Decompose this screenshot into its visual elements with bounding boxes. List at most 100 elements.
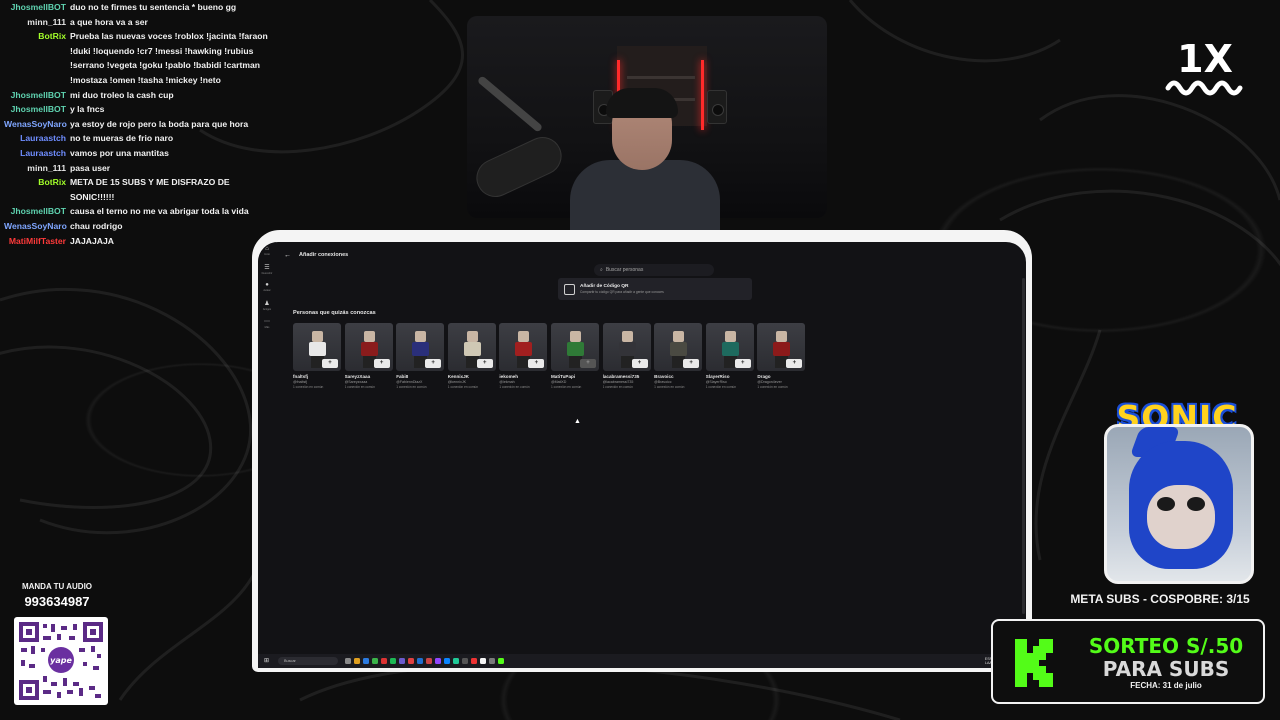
qr-card-title: Añadir de Código QR bbox=[580, 284, 629, 289]
chat-username[interactable]: JhosmellBOT bbox=[4, 204, 70, 219]
chat-username[interactable]: Lauraastch bbox=[4, 131, 70, 146]
sidebar-item[interactable]: ⋯ Más bbox=[258, 314, 276, 332]
person-name: SlayerRiso bbox=[705, 374, 730, 379]
add-friend-button[interactable]: + bbox=[322, 359, 338, 368]
chat-username[interactable]: minn_111 bbox=[4, 161, 70, 176]
scrollbar[interactable] bbox=[1022, 278, 1025, 614]
chat-message: JhosmellBOT causa el terno no me va abrig… bbox=[4, 204, 274, 219]
taskbar-app-icon[interactable] bbox=[498, 658, 504, 664]
windows-start-icon[interactable]: ⊞ bbox=[264, 658, 270, 664]
person-handle: @fnaltsfj bbox=[293, 380, 308, 384]
add-friend-button[interactable]: + bbox=[425, 359, 442, 368]
person-card[interactable]: + iekomeh @iekmah 1 conexión en común bbox=[499, 323, 548, 389]
avatar-torso bbox=[670, 342, 688, 356]
chat-username[interactable]: BotRix bbox=[4, 29, 70, 87]
person-card[interactable]: + Fabi8 @FabiennDiazX 1 conexión en común bbox=[396, 323, 445, 389]
avatar[interactable]: + bbox=[344, 323, 393, 371]
chat-username[interactable]: BotRix bbox=[4, 175, 70, 204]
sidebar-item-label: Más bbox=[264, 325, 270, 329]
chat-username[interactable]: WenasSoyNaro bbox=[4, 117, 70, 132]
yape-brand-text: yape bbox=[50, 656, 72, 665]
add-friend-button[interactable]: + bbox=[476, 359, 493, 368]
taskbar-app-icon[interactable] bbox=[471, 658, 477, 664]
person-card[interactable]: + Bravoicc @Bravoicc 1 conexión en común bbox=[654, 323, 703, 389]
chat-message: BotRix META DE 15 SUBS Y ME DISFRAZO DE S… bbox=[4, 175, 274, 204]
chat-username[interactable]: JhosmellBOT bbox=[4, 88, 70, 103]
logo-text: 1X bbox=[1177, 37, 1233, 81]
taskbar-app-icon[interactable] bbox=[408, 658, 414, 664]
person-card[interactable]: + SlayerRiso @SlayerRiso 1 conexión en comú… bbox=[705, 323, 754, 389]
giveaway-date: FECHA: 31 de julio bbox=[1130, 681, 1202, 690]
sidebar-item[interactable]: ♟ Amigos bbox=[258, 296, 276, 314]
add-friend-button[interactable]: + bbox=[734, 359, 751, 368]
windows-taskbar: ⊞ Buscar ESP LAA bbox=[258, 654, 1026, 668]
person-card[interactable]: + KennixJK @kennixJK 1 conexión en común bbox=[447, 323, 496, 389]
person-card[interactable]: + Drago @Dragon4ever 1 conexión en común bbox=[757, 323, 806, 389]
person-card[interactable]: + fnaltsfj @fnaltsfj 1 conexión en común bbox=[293, 323, 341, 389]
taskbar-app-icon[interactable] bbox=[453, 658, 459, 664]
avatar[interactable]: + bbox=[654, 323, 703, 371]
sidebar-item[interactable]: ● Avatar bbox=[258, 278, 276, 296]
avatar-torso bbox=[566, 342, 584, 356]
taskbar-app-icon[interactable] bbox=[489, 658, 495, 664]
chat-username[interactable]: JhosmellBOT bbox=[4, 0, 70, 15]
avatar[interactable]: + bbox=[705, 323, 754, 371]
sonic-face-paint bbox=[1147, 485, 1215, 549]
taskbar-app-icon[interactable] bbox=[354, 658, 360, 664]
phone-number: 993634987 bbox=[24, 594, 90, 609]
qr-card-subtitle: Compartir tu código QR para añadir a gen… bbox=[580, 290, 664, 294]
sidebar-item-icon: ☰ bbox=[264, 264, 270, 271]
taskbar-app-icon[interactable] bbox=[417, 658, 423, 664]
chat-message: Lauraastch no te mueras de frio naro bbox=[4, 131, 274, 146]
chat-username[interactable]: Lauraastch bbox=[4, 146, 70, 161]
person-handle: @Bravoicc bbox=[654, 380, 672, 384]
avatar[interactable]: + bbox=[293, 323, 341, 371]
chat-feed: JhosmellBOT duo no te firmes tu sentencia… bbox=[4, 0, 274, 248]
taskbar-app-icon[interactable] bbox=[435, 658, 441, 664]
taskbar-app-icon[interactable] bbox=[390, 658, 396, 664]
taskbar-app-icon[interactable] bbox=[381, 658, 387, 664]
taskbar-app-icon[interactable] bbox=[372, 658, 378, 664]
avatar[interactable]: + bbox=[602, 323, 651, 371]
chat-username[interactable]: MatiMilfTaster bbox=[4, 234, 70, 249]
add-friend-button[interactable]: + bbox=[683, 359, 700, 368]
avatar[interactable]: + bbox=[757, 323, 806, 371]
sidebar-item[interactable]: ☰ Descubrir bbox=[258, 260, 276, 278]
avatar[interactable]: + bbox=[396, 323, 445, 371]
chat-text: causa el terno no me va abrigar toda la … bbox=[70, 206, 249, 217]
taskbar-app-icon[interactable] bbox=[480, 658, 486, 664]
avatar[interactable]: + bbox=[447, 323, 496, 371]
add-friend-button[interactable]: + bbox=[579, 359, 596, 368]
person-name: Fabi8 bbox=[396, 374, 409, 379]
taskbar-app-icon[interactable] bbox=[399, 658, 405, 664]
avatar-torso bbox=[360, 342, 378, 356]
taskbar-app-icon[interactable] bbox=[426, 658, 432, 664]
add-friend-button[interactable]: + bbox=[631, 359, 648, 368]
chat-message: MatiMilfTaster JAJAJAJA bbox=[4, 234, 274, 249]
taskbar-app-icon[interactable] bbox=[444, 658, 450, 664]
search-icon: ⌕ bbox=[600, 267, 603, 273]
taskbar-search[interactable]: Buscar bbox=[278, 657, 338, 665]
person-card[interactable]: + SareyzXaaa @Sareyzxaaa 1 conexión en comú… bbox=[344, 323, 393, 389]
chat-username[interactable]: JhosmellBOT bbox=[4, 102, 70, 117]
add-from-qr-card[interactable]: Añadir de Código QR Compartir tu código … bbox=[558, 278, 752, 300]
taskbar-app-icon[interactable] bbox=[462, 658, 468, 664]
person-card[interactable]: + lacabramessi735 @lacabramessi735 1 conexi… bbox=[602, 323, 651, 389]
back-arrow-icon[interactable]: ← bbox=[284, 252, 291, 259]
taskbar-app-icon[interactable] bbox=[363, 658, 369, 664]
add-friend-button[interactable]: + bbox=[373, 359, 390, 368]
add-friend-button[interactable]: + bbox=[528, 359, 545, 368]
chat-text: no te mueras de frio naro bbox=[70, 133, 174, 144]
taskbar-app-icon[interactable] bbox=[345, 658, 351, 664]
avatar[interactable]: + bbox=[499, 323, 548, 371]
person-name: MatiTuPapi bbox=[550, 374, 576, 379]
giveaway-title: SORTEO S/.50 bbox=[1088, 634, 1244, 658]
avatar[interactable]: + bbox=[550, 323, 599, 371]
kick-logo-icon bbox=[1015, 639, 1053, 687]
search-people-input[interactable]: ⌕ Buscar personas bbox=[594, 264, 714, 276]
person-card[interactable]: + MatiTuPapi @MatiXD 1 conexión en común bbox=[550, 323, 599, 389]
chat-username[interactable]: minn_111 bbox=[4, 15, 70, 30]
chat-username[interactable]: WenasSoyNaro bbox=[4, 219, 70, 234]
add-friend-button[interactable]: + bbox=[786, 359, 803, 368]
sidebar-item[interactable]: ⌂ Inicio bbox=[258, 242, 276, 260]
____
Aim of the exercise: Can you rewrite the lines from the one containing "qr-card-title: Añadir de" down to the one containing "chat-username[interactable]: minn_111 bbox=[4, 161, 70, 176]", replacing "chat-username" with "chat-handle" and leaving everything else in them the same?

Written solution:
qr-card-title: Añadir de Código QR bbox=[580, 284, 629, 289]
chat-handle[interactable]: JhosmellBOT bbox=[4, 204, 70, 219]
chat-handle[interactable]: Lauraastch bbox=[4, 131, 70, 146]
sidebar-item[interactable]: ⋯ Más bbox=[258, 314, 276, 332]
person-name: SlayerRiso bbox=[705, 374, 730, 379]
add-friend-button[interactable]: + bbox=[322, 359, 338, 368]
chat-handle[interactable]: minn_111 bbox=[4, 161, 70, 176]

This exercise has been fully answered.